== Your objective ==
Select the lines of the records containing the word "ELEMENT" and list them.

== Exercise inputs ==
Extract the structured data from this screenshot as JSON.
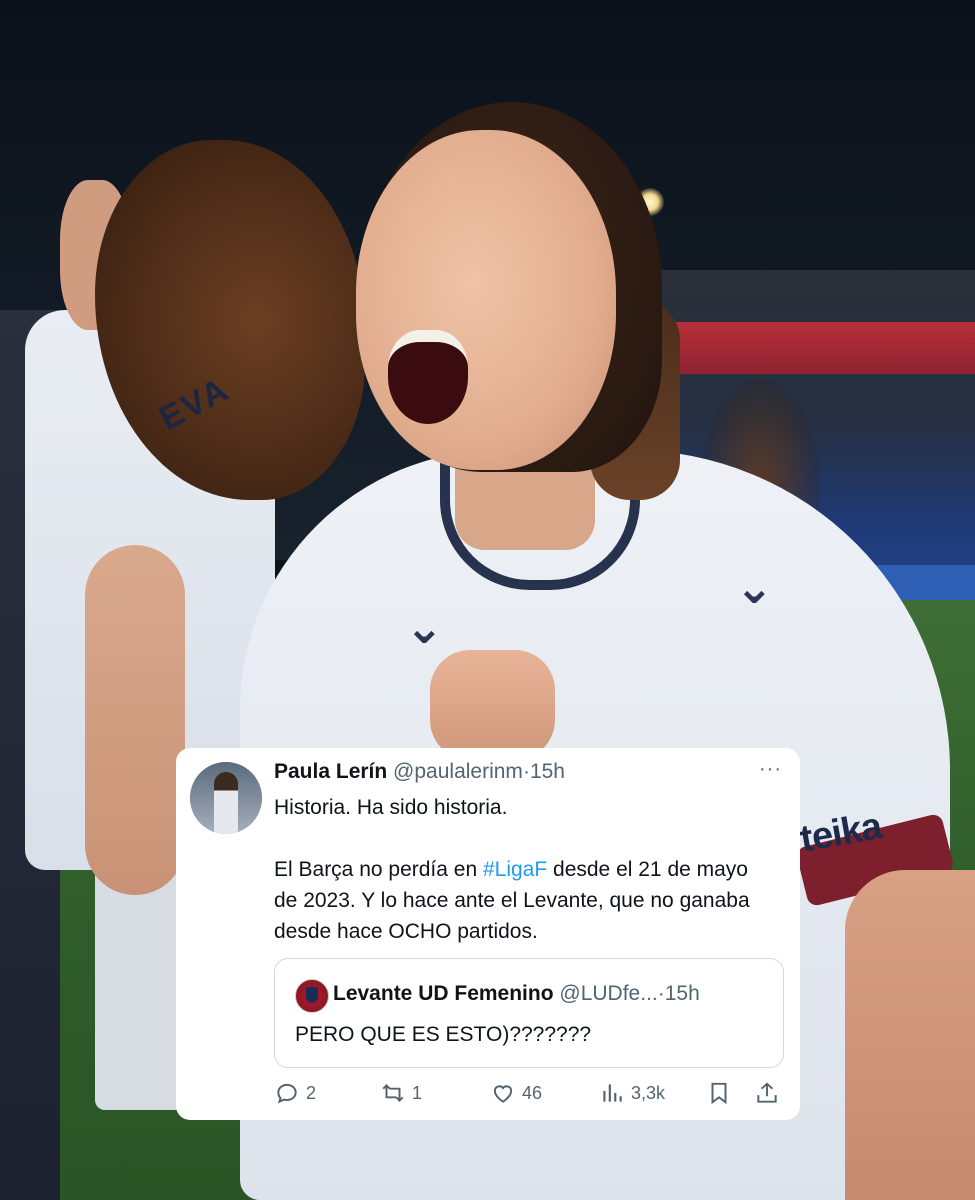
{
  "photo": {
    "shirt_name": "EVA",
    "sponsor": "teika"
  },
  "tweet": {
    "author_name": "Paula Lerín",
    "author_handle": "@paulalerinm",
    "separator": "·",
    "time": "15h",
    "more": "···",
    "line1": "Historia. Ha sido historia.",
    "line2_before": "El Barça no perdía en ",
    "hashtag": "#LigaF",
    "line2_after": " desde el 21 de mayo de 2023. Y lo hace ante el Levante, que no ganaba desde hace OCHO partidos.",
    "quote": {
      "author_name": "Levante UD Femenino",
      "author_handle": "@LUDfe...",
      "separator": "·",
      "time": "15h",
      "text": "PERO QUE ES ESTO)???????"
    },
    "actions": {
      "replies": "2",
      "retweets": "1",
      "likes": "46",
      "views": "3,3k"
    },
    "colors": {
      "link": "#1d9bf0",
      "muted": "#536471",
      "text": "#0f1419"
    }
  }
}
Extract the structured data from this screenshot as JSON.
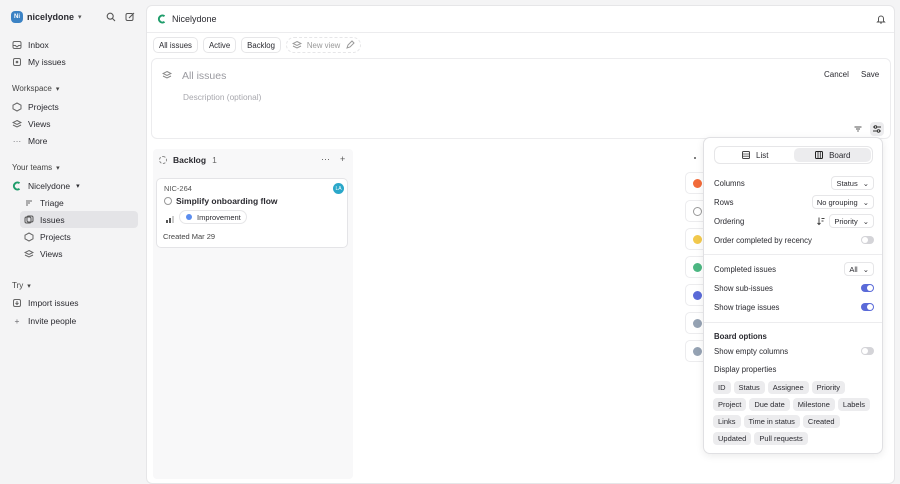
{
  "workspace": {
    "name": "nicelydone",
    "avatar": "Ni"
  },
  "sidebar": {
    "top": [
      {
        "label": "Inbox"
      },
      {
        "label": "My issues"
      }
    ],
    "workspace_heading": "Workspace",
    "workspace_items": [
      {
        "label": "Projects"
      },
      {
        "label": "Views"
      },
      {
        "label": "More"
      }
    ],
    "teams_heading": "Your teams",
    "team": {
      "name": "Nicelydone"
    },
    "team_items": [
      {
        "label": "Triage"
      },
      {
        "label": "Issues"
      },
      {
        "label": "Projects"
      },
      {
        "label": "Views"
      }
    ],
    "try_heading": "Try",
    "try_items": [
      {
        "label": "Import issues"
      },
      {
        "label": "Invite people"
      }
    ]
  },
  "header": {
    "title": "Nicelydone"
  },
  "tabs": [
    {
      "label": "All issues"
    },
    {
      "label": "Active"
    },
    {
      "label": "Backlog"
    },
    {
      "label": "New view"
    }
  ],
  "editor": {
    "name_placeholder": "All issues",
    "description_placeholder": "Description (optional)",
    "cancel": "Cancel",
    "save": "Save"
  },
  "board": {
    "column": {
      "name": "Backlog",
      "count": "1"
    },
    "card": {
      "id": "NIC-264",
      "title": "Simplify onboarding flow",
      "label": "Improvement",
      "assignee": "LA",
      "created": "Created Mar 29"
    }
  },
  "display_panel": {
    "layout_options": [
      {
        "label": "List"
      },
      {
        "label": "Board"
      }
    ],
    "selected_layout": "Board",
    "columns": {
      "label": "Columns",
      "value": "Status"
    },
    "rows": {
      "label": "Rows",
      "value": "No grouping"
    },
    "ordering": {
      "label": "Ordering",
      "value": "Priority"
    },
    "order_completed": {
      "label": "Order completed by recency",
      "on": false
    },
    "completed_issues": {
      "label": "Completed issues",
      "value": "All"
    },
    "show_sub_issues": {
      "label": "Show sub-issues",
      "on": true
    },
    "show_triage": {
      "label": "Show triage issues",
      "on": true
    },
    "board_options_heading": "Board options",
    "show_empty": {
      "label": "Show empty columns",
      "on": false
    },
    "display_properties_heading": "Display properties",
    "properties": [
      "ID",
      "Status",
      "Assignee",
      "Priority",
      "Project",
      "Due date",
      "Milestone",
      "Labels",
      "Links",
      "Time in status",
      "Created",
      "Updated",
      "Pull requests"
    ]
  },
  "colors": {
    "accent": "#5a6ad8",
    "team_logo": "#1f9d6b",
    "label_dot": "#5b8def"
  }
}
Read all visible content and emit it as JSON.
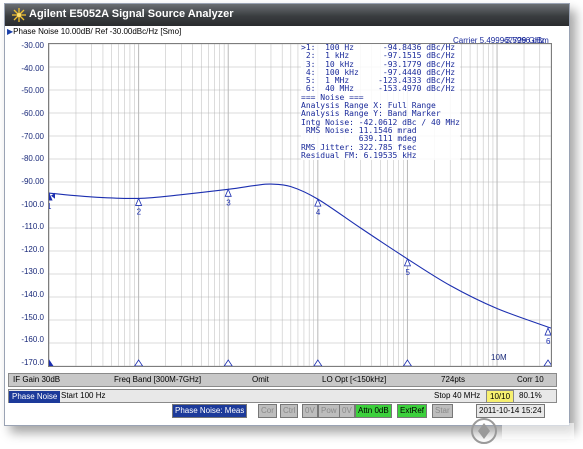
{
  "window": {
    "title": "Agilent E5052A Signal Source Analyzer"
  },
  "header": {
    "trace_label": "Phase Noise 10.00dB/ Ref -30.00dBc/Hz [Smo]"
  },
  "carrier": {
    "text": "Carrier 5.499967729 GHz",
    "power": "-3.5966 dBm"
  },
  "y_axis": {
    "ticks": [
      "-30.00",
      "-40.00",
      "-50.00",
      "-60.00",
      "-70.00",
      "-80.00",
      "-90.00",
      "-100.0",
      "-110.0",
      "-120.0",
      "-130.0",
      "-140.0",
      "-150.0",
      "-160.0",
      "-170.0"
    ]
  },
  "x_axis": {
    "tick_10M": "10M"
  },
  "readout_lines": [
    ">1:  100 Hz      -94.8436 dBc/Hz",
    " 2:  1 kHz       -97.1515 dBc/Hz",
    " 3:  10 kHz      -93.1779 dBc/Hz",
    " 4:  100 kHz     -97.4440 dBc/Hz",
    " 5:  1 MHz      -123.4333 dBc/Hz",
    " 6:  40 MHz     -153.4970 dBc/Hz",
    "=== Noise ===",
    "Analysis Range X: Full Range",
    "Analysis Range Y: Band Marker",
    "Intg Noise: -42.0612 dBc / 40 MHz",
    " RMS Noise: 11.1546 mrad",
    "            639.111 mdeg",
    "RMS Jitter: 322.785 fsec",
    "Residual FM: 6.19535 kHz"
  ],
  "markers": {
    "labels": [
      "1",
      "2",
      "3",
      "4",
      "5",
      "6"
    ],
    "offsets_hz": [
      100,
      1000,
      10000,
      100000,
      1000000,
      40000000
    ],
    "values_dbc": [
      -94.8436,
      -97.1515,
      -93.1779,
      -97.444,
      -123.4333,
      -153.497
    ]
  },
  "softkeys": {
    "if_gain": "IF Gain 30dB",
    "freq_band": "Freq Band [300M-7GHz]",
    "omit": "Omit",
    "lo_opt": "LO Opt [<150kHz]",
    "points": "724pts",
    "corr": "Corr 10"
  },
  "status_a": {
    "mode": "Phase Noise",
    "start": "Start 100 Hz",
    "stop": "Stop 40 MHz",
    "avg": "10/10",
    "percent": "80.1%"
  },
  "status_b": {
    "meas": "Phase Noise: Meas",
    "cor": "Cor",
    "ctrl": "Ctrl",
    "ov1": "0V",
    "pow": "Pow",
    "ov2": "0V",
    "attn": "Attn 0dB",
    "extref": "ExtRef",
    "star": "Star",
    "datetime": "2011-10-14 15:24"
  },
  "colors": {
    "trace": "#1c2fb0",
    "grid": "#b8b8b8",
    "accent_green": "#3cd03c",
    "accent_yellow": "#f7f070"
  }
}
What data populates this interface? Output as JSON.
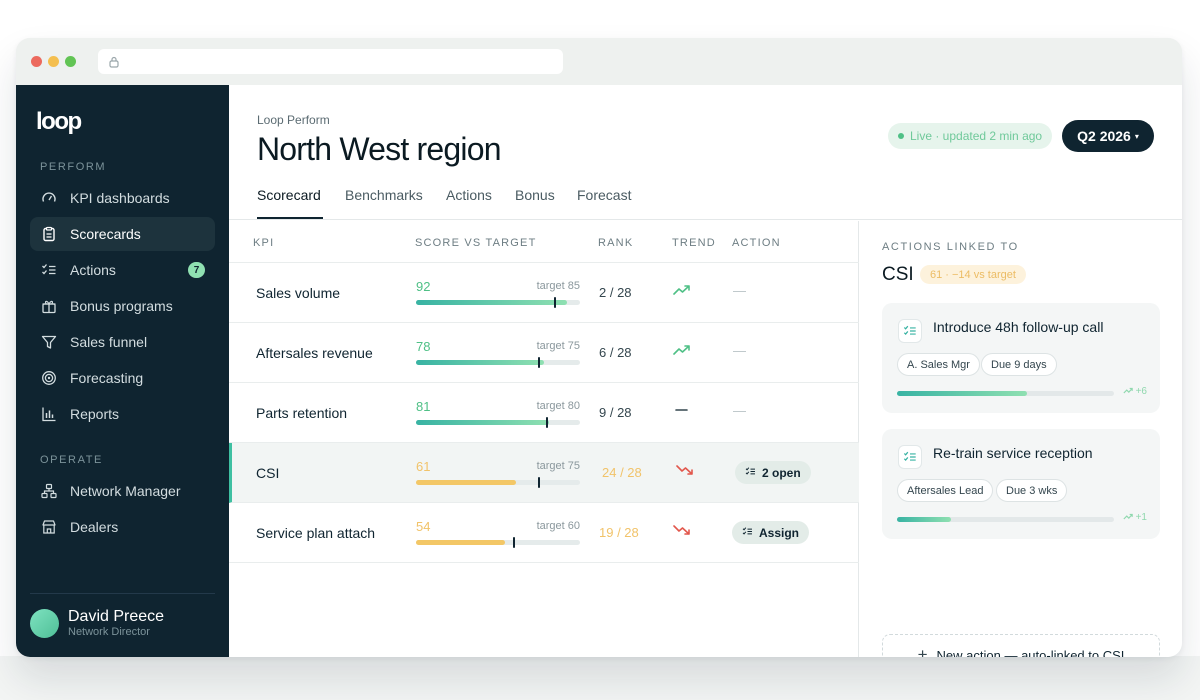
{
  "app": {
    "logo": "loop"
  },
  "sidebar": {
    "sections": [
      "PERFORM",
      "OPERATE"
    ],
    "perform_items": [
      {
        "label": "KPI dashboards",
        "icon": "gauge-icon"
      },
      {
        "label": "Scorecards",
        "icon": "clipboard-icon",
        "active": true
      },
      {
        "label": "Actions",
        "icon": "checklist-icon",
        "badge": "7"
      },
      {
        "label": "Bonus programs",
        "icon": "gift-icon"
      },
      {
        "label": "Sales funnel",
        "icon": "funnel-icon"
      },
      {
        "label": "Forecasting",
        "icon": "target-icon"
      },
      {
        "label": "Reports",
        "icon": "bar-chart-icon"
      }
    ],
    "operate_items": [
      {
        "label": "Network Manager",
        "icon": "network-icon"
      },
      {
        "label": "Dealers",
        "icon": "store-icon"
      }
    ],
    "user": {
      "name": "David Preece",
      "role": "Network Director"
    }
  },
  "header": {
    "eyebrow": "Loop Perform",
    "title": "North West region",
    "live_status": "Live · updated 2 min ago",
    "period": "Q2 2026",
    "period_caret": "▾"
  },
  "tabs": [
    "Scorecard",
    "Benchmarks",
    "Actions",
    "Bonus",
    "Forecast"
  ],
  "table": {
    "headers": [
      "KPI",
      "SCORE VS TARGET",
      "RANK",
      "TREND",
      "ACTION"
    ],
    "rows": [
      {
        "kpi": "Sales volume",
        "score": "92",
        "score_value": 92,
        "target": "target 85",
        "target_value": 85,
        "rank": "2 / 28",
        "trend": "up",
        "action": "—"
      },
      {
        "kpi": "Aftersales revenue",
        "score": "78",
        "score_value": 78,
        "target": "target 75",
        "target_value": 75,
        "rank": "6 / 28",
        "trend": "up",
        "action": "—"
      },
      {
        "kpi": "Parts retention",
        "score": "81",
        "score_value": 81,
        "target": "target 80",
        "target_value": 80,
        "rank": "9 / 28",
        "trend": "flat",
        "action": "—"
      },
      {
        "kpi": "CSI",
        "score": "61",
        "score_value": 61,
        "target": "target 75",
        "target_value": 75,
        "rank": "24 / 28",
        "trend": "down",
        "action": "2 open"
      },
      {
        "kpi": "Service plan attach",
        "score": "54",
        "score_value": 54,
        "target": "target 60",
        "target_value": 60,
        "rank": "19 / 28",
        "trend": "down",
        "action": "Assign"
      }
    ]
  },
  "panel": {
    "eyebrow": "ACTIONS LINKED TO",
    "title": "CSI",
    "pill": "61 · −14 vs target",
    "cards": [
      {
        "title": "Introduce 48h follow-up call",
        "tags": [
          "A. Sales Mgr",
          "Due 9 days"
        ],
        "progress": 0.6,
        "delta": "+6"
      },
      {
        "title": "Re-train service reception",
        "tags": [
          "Aftersales Lead",
          "Due 3 wks"
        ],
        "progress": 0.25,
        "delta": "+1"
      }
    ],
    "new_action": "New action — auto-linked to CSI",
    "new_action_icon": "+"
  },
  "colors": {
    "navy": "#0f2430",
    "green": "#4fc086",
    "amber": "#f1c36a",
    "red": "#e2574c",
    "teal": "#38b3a3"
  }
}
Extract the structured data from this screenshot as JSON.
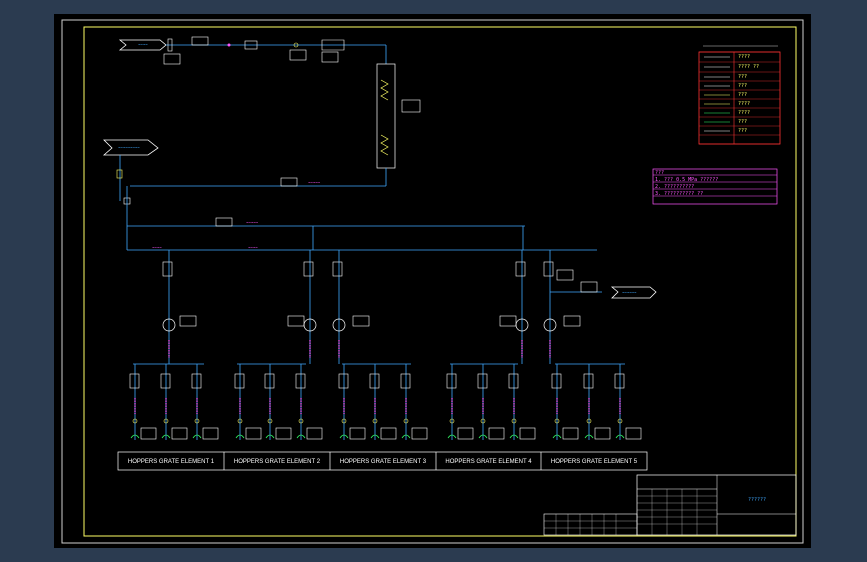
{
  "hoppers": [
    {
      "label": "HOPPERS GRATE ELEMENT 1"
    },
    {
      "label": "HOPPERS GRATE ELEMENT 2"
    },
    {
      "label": "HOPPERS GRATE ELEMENT 3"
    },
    {
      "label": "HOPPERS GRATE ELEMENT 4"
    },
    {
      "label": "HOPPERS GRATE ELEMENT 5"
    }
  ],
  "legend": {
    "rows": [
      "????",
      "???? ??",
      "???",
      "???",
      "???",
      "????",
      "????",
      "???",
      "???"
    ]
  },
  "notes": {
    "lines": [
      "???",
      "1. ??? 0.5 MPa ??????",
      "2. ??????????",
      "3. ?????????? ??"
    ]
  },
  "title_block": {
    "title": "??????"
  },
  "colors": {
    "background": "#000000",
    "frame": "#ffff66",
    "pipe": "#3fa9ff",
    "magenta": "#ff55ff",
    "green": "#33ff66",
    "red": "#ff3333",
    "white": "#ffffff",
    "yellow": "#ffff66"
  }
}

== Answer for the task ==
      "label": "HOPPERS GRATE ELEMENT 1"
      "label": "HOPPERS GRATE ELEMENT 2"
      "label": "HOPPERS GRATE ELEMENT 3"
      "label": "HOPPERS GRATE ELEMENT 4"
      "label": "HOPPERS GRATE ELEMENT 5"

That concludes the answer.